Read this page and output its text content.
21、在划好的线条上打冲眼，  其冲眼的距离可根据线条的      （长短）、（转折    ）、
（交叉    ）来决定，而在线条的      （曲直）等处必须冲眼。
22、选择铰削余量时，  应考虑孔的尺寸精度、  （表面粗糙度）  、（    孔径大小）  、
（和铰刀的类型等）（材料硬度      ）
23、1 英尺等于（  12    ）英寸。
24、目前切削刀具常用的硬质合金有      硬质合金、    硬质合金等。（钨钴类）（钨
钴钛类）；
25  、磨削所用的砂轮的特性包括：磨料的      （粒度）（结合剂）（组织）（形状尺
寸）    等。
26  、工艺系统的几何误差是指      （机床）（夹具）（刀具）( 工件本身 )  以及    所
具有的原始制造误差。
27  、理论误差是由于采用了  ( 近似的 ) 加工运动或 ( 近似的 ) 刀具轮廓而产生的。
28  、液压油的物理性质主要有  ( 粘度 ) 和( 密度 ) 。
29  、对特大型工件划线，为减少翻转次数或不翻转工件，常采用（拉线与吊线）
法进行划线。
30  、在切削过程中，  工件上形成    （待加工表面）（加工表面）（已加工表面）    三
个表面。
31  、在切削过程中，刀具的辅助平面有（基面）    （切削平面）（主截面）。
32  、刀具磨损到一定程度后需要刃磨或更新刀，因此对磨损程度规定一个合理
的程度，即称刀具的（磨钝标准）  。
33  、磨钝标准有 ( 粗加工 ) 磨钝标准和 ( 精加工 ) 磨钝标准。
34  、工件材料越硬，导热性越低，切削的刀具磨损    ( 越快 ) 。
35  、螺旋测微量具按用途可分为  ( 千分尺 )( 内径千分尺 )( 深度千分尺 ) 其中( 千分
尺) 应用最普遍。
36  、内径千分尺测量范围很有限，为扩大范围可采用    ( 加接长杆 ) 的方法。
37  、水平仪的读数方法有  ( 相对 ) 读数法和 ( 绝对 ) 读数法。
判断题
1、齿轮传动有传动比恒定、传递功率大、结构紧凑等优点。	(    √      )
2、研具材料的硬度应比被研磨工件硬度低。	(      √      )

▶ DIRECTIONS
Pull out every line of the records above that contains the word "在切削过程中".

▶ FINISHED ANSWER
30  、在切削过程中，  工件上形成    （待加工表面）（加工表面）（已加工表面）    三
31  、在切削过程中，刀具的辅助平面有（基面）    （切削平面）（主截面）。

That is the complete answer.